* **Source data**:
=-=-=

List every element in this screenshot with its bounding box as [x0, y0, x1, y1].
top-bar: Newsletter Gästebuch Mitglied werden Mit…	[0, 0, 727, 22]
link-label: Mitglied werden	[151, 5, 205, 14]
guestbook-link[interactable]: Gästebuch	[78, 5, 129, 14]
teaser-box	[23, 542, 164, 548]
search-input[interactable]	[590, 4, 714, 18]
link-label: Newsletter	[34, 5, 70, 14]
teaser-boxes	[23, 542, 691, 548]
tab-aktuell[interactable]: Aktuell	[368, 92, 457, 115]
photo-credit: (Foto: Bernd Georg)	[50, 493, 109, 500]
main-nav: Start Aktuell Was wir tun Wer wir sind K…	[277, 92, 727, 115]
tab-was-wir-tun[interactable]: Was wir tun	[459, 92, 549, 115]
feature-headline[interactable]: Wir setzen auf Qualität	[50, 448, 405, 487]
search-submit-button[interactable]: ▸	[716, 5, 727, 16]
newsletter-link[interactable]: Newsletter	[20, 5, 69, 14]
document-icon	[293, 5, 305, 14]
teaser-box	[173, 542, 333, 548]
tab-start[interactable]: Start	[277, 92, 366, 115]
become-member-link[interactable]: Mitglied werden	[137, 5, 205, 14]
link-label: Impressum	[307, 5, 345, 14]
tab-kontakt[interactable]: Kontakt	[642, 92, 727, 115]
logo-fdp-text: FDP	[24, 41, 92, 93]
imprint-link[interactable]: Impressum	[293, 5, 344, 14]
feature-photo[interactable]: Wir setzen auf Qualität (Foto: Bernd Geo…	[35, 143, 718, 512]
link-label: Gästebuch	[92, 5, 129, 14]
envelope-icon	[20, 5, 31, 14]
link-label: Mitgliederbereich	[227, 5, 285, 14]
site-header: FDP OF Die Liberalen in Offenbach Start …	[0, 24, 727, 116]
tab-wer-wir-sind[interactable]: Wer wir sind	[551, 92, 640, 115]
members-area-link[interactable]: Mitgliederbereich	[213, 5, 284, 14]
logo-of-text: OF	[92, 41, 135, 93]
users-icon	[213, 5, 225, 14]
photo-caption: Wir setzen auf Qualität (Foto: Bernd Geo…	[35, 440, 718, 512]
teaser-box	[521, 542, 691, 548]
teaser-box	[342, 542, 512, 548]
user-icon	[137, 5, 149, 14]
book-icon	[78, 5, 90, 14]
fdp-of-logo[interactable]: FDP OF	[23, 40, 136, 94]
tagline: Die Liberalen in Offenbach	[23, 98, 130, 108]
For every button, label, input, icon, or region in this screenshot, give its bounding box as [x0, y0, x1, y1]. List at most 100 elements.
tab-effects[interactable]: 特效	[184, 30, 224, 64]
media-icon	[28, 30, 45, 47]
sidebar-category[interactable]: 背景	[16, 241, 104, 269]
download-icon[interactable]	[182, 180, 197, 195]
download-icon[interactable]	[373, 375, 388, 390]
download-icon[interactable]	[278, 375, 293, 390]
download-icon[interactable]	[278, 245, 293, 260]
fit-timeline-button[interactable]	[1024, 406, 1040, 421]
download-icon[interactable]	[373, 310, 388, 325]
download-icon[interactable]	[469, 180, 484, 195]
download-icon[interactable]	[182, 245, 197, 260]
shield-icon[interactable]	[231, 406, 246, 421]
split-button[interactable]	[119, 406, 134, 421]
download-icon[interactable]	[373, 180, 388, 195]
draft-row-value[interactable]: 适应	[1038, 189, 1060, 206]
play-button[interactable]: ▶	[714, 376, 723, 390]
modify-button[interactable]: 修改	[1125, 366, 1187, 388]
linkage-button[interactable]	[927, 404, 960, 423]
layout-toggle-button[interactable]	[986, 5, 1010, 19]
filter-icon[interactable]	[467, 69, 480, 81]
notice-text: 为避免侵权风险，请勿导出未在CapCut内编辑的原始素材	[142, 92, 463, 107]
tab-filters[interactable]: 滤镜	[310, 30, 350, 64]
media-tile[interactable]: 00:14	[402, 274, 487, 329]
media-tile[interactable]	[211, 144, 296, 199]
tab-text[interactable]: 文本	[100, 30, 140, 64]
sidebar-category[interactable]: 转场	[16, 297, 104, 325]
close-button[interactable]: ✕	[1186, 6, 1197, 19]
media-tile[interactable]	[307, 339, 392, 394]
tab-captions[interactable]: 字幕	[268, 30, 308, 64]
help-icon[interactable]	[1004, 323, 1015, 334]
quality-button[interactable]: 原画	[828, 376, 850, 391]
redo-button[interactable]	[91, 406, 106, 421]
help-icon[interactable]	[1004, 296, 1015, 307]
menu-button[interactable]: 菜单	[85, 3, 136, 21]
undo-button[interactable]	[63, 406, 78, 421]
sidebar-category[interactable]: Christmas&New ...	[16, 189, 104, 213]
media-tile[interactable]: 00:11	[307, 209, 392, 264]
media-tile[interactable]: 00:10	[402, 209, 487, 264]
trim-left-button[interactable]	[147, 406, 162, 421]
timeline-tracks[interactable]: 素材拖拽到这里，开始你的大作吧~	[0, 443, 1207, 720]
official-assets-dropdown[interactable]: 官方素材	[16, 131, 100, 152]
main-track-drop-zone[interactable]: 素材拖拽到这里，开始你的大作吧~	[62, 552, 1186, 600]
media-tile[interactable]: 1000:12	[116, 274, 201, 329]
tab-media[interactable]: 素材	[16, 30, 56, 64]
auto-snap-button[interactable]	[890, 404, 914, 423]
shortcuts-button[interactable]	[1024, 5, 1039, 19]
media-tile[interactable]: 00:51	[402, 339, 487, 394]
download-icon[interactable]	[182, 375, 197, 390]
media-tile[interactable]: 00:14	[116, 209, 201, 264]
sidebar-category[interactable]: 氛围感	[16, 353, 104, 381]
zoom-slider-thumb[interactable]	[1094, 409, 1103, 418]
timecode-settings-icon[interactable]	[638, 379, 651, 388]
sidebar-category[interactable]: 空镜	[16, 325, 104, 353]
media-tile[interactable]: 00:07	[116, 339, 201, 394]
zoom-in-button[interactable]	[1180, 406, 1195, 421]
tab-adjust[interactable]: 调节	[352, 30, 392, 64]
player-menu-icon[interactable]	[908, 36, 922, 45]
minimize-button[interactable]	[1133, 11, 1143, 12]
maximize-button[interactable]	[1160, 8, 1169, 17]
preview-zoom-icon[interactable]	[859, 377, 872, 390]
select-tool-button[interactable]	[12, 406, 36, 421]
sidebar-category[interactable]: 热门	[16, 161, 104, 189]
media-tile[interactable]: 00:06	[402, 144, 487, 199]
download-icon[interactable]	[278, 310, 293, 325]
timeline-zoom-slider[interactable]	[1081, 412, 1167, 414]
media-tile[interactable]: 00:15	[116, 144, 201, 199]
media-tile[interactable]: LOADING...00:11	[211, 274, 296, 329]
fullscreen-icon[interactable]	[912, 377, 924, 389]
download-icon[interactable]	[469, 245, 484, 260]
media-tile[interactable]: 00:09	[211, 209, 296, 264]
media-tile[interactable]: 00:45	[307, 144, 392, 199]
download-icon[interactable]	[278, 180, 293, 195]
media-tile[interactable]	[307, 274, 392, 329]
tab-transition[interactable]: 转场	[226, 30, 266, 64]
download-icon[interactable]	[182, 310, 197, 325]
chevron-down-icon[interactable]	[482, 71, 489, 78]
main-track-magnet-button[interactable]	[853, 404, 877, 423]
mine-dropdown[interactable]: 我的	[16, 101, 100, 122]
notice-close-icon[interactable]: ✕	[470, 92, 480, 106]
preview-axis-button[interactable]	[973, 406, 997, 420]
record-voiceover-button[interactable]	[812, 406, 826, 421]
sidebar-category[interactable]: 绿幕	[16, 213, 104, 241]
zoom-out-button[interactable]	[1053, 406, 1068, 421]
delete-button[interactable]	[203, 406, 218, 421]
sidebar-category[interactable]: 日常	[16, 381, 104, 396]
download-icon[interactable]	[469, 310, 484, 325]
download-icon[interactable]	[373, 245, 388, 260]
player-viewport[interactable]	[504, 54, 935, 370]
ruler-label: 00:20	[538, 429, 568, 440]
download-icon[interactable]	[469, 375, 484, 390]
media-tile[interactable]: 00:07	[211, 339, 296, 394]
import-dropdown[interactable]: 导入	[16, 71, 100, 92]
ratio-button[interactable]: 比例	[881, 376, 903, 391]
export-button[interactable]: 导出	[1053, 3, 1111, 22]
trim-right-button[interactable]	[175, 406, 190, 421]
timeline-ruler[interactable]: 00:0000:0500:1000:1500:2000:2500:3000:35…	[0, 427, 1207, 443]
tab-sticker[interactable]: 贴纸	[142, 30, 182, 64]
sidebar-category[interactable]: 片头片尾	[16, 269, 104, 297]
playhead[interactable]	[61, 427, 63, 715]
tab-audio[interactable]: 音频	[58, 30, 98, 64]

=-=-=

* **DIRECTIONS FOR THIS TASK**:
Copy the records word for word, starting at the very first line and ending at the line that contains "5, 225, 14]".

* **ANSWER TO THE TASK**:
List every element in this screenshot with its bounding box as [x0, y0, x1, y1].
top-bar: Newsletter Gästebuch Mitglied werden Mit…	[0, 0, 727, 22]
link-label: Mitglied werden	[151, 5, 205, 14]
guestbook-link[interactable]: Gästebuch	[78, 5, 129, 14]
teaser-box	[23, 542, 164, 548]
search-input[interactable]	[590, 4, 714, 18]
link-label: Newsletter	[34, 5, 70, 14]
teaser-boxes	[23, 542, 691, 548]
tab-aktuell[interactable]: Aktuell	[368, 92, 457, 115]
photo-credit: (Foto: Bernd Georg)	[50, 493, 109, 500]
main-nav: Start Aktuell Was wir tun Wer wir sind K…	[277, 92, 727, 115]
tab-was-wir-tun[interactable]: Was wir tun	[459, 92, 549, 115]
feature-headline[interactable]: Wir setzen auf Qualität	[50, 448, 405, 487]
search-submit-button[interactable]: ▸	[716, 5, 727, 16]
newsletter-link[interactable]: Newsletter	[20, 5, 69, 14]
document-icon	[293, 5, 305, 14]
teaser-box	[173, 542, 333, 548]
tab-start[interactable]: Start	[277, 92, 366, 115]
become-member-link[interactable]: Mitglied werden	[137, 5, 205, 14]
link-label: Impressum	[307, 5, 345, 14]
tab-kontakt[interactable]: Kontakt	[642, 92, 727, 115]
logo-fdp-text: FDP	[24, 41, 92, 93]
imprint-link[interactable]: Impressum	[293, 5, 344, 14]
feature-photo[interactable]: Wir setzen auf Qualität (Foto: Bernd Geo…	[35, 143, 718, 512]
link-label: Gästebuch	[92, 5, 129, 14]
envelope-icon	[20, 5, 31, 14]
link-label: Mitgliederbereich	[227, 5, 285, 14]
site-header: FDP OF Die Liberalen in Offenbach Start …	[0, 24, 727, 116]
tab-wer-wir-sind[interactable]: Wer wir sind	[551, 92, 640, 115]
members-area-link[interactable]: Mitgliederbereich	[213, 5, 284, 14]
logo-of-text: OF	[92, 41, 135, 93]
users-icon	[213, 5, 225, 14]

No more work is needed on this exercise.